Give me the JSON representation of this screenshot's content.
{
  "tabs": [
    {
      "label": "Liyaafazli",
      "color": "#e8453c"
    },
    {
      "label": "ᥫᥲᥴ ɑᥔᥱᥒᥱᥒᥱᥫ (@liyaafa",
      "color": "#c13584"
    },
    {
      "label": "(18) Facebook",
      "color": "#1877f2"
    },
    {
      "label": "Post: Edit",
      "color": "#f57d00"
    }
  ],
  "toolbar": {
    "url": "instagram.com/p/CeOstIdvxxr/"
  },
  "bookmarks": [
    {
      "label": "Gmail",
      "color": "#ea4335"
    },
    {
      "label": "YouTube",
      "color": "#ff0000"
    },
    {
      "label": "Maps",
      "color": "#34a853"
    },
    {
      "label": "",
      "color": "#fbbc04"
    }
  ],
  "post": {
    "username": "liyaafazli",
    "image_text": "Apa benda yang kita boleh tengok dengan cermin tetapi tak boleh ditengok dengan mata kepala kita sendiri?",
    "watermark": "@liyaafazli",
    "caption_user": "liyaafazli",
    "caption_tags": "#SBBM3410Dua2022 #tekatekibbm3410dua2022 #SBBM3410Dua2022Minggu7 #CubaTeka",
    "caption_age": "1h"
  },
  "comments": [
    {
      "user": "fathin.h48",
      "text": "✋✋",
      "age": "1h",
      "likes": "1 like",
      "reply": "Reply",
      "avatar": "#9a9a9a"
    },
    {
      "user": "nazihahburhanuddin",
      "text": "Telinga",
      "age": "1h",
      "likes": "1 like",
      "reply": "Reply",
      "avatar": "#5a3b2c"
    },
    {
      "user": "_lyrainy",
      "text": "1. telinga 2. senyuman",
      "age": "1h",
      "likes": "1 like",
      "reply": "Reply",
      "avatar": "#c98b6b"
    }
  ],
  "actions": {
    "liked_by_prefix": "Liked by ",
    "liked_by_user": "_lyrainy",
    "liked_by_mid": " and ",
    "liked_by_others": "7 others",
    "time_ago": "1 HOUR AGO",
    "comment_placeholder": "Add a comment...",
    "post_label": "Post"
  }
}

+ + +

(PROBLEM DETAILS):
Where does the word "color" appear? Return each line that holds it.

(CORRECT RESPONSE):
      "color": "#e8453c"
      "color": "#c13584"
      "color": "#1877f2"
      "color": "#f57d00"
      "color": "#ea4335"
      "color": "#ff0000"
      "color": "#34a853"
      "color": "#fbbc04"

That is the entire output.